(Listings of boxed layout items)
____________

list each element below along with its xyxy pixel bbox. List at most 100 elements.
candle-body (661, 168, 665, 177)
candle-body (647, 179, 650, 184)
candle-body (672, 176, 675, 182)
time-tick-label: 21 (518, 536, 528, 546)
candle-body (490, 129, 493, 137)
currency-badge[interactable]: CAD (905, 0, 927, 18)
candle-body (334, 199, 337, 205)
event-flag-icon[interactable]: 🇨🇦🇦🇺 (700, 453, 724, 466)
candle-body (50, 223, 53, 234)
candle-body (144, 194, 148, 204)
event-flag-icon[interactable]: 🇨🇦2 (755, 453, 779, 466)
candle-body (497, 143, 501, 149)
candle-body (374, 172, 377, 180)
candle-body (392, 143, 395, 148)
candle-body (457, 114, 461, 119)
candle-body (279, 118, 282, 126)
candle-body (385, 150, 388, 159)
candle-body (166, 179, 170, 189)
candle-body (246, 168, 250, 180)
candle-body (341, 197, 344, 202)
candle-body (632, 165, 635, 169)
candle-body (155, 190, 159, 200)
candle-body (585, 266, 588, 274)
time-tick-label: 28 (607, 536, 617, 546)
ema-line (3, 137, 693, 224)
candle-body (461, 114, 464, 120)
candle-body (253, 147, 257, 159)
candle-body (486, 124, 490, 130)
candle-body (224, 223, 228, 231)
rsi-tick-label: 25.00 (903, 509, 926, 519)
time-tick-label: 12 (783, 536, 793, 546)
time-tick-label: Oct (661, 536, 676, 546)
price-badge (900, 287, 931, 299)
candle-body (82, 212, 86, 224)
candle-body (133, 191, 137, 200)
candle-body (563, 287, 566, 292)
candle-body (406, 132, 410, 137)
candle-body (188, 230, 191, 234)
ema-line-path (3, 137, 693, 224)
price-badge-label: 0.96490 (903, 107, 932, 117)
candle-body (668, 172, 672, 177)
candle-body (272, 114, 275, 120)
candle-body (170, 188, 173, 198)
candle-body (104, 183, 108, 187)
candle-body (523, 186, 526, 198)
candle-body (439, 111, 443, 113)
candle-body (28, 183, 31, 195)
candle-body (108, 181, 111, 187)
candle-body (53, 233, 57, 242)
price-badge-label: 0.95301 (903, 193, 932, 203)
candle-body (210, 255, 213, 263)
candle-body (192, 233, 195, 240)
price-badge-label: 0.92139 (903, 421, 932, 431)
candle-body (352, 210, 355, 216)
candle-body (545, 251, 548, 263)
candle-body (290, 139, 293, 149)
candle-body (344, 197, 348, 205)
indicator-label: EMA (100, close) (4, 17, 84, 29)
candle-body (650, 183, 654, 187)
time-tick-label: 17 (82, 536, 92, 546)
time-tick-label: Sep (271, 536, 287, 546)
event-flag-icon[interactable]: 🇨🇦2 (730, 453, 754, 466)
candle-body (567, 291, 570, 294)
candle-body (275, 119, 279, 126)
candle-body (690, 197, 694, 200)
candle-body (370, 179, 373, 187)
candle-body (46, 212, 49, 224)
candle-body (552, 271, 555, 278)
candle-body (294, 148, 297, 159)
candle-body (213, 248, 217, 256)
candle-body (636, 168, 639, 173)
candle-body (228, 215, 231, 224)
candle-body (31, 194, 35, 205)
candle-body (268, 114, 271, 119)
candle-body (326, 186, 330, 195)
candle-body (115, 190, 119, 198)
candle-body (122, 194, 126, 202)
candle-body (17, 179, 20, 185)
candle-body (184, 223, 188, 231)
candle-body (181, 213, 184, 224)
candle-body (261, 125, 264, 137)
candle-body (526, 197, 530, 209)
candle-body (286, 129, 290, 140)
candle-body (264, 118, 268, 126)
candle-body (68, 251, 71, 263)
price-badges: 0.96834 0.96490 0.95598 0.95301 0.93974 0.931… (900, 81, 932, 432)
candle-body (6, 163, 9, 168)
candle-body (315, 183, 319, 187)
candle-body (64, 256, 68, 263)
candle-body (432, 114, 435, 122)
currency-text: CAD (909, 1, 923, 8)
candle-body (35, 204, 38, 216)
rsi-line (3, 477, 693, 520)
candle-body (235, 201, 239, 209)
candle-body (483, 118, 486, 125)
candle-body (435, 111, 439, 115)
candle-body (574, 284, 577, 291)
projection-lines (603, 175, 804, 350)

____________

[INSTRUCTIONS FOR THE TASK] Please put the lines from the start of the records through the line holding "candle-body (385, 150, 388, 159)", inclusive, into a numbered list, leaving out blank lines.

[SOLUTION]
1. list each element below along with its xyxy pixel bbox. List at most 100 elements.
2. candle-body (661, 168, 665, 177)
3. candle-body (647, 179, 650, 184)
4. candle-body (672, 176, 675, 182)
5. time-tick-label: 21 (518, 536, 528, 546)
6. candle-body (490, 129, 493, 137)
7. currency-badge[interactable]: CAD (905, 0, 927, 18)
8. candle-body (334, 199, 337, 205)
9. event-flag-icon[interactable]: 🇨🇦🇦🇺 (700, 453, 724, 466)
10. candle-body (50, 223, 53, 234)
11. candle-body (144, 194, 148, 204)
12. event-flag-icon[interactable]: 🇨🇦2 (755, 453, 779, 466)
13. candle-body (497, 143, 501, 149)
14. candle-body (374, 172, 377, 180)
15. candle-body (392, 143, 395, 148)
16. candle-body (457, 114, 461, 119)
17. candle-body (279, 118, 282, 126)
18. candle-body (385, 150, 388, 159)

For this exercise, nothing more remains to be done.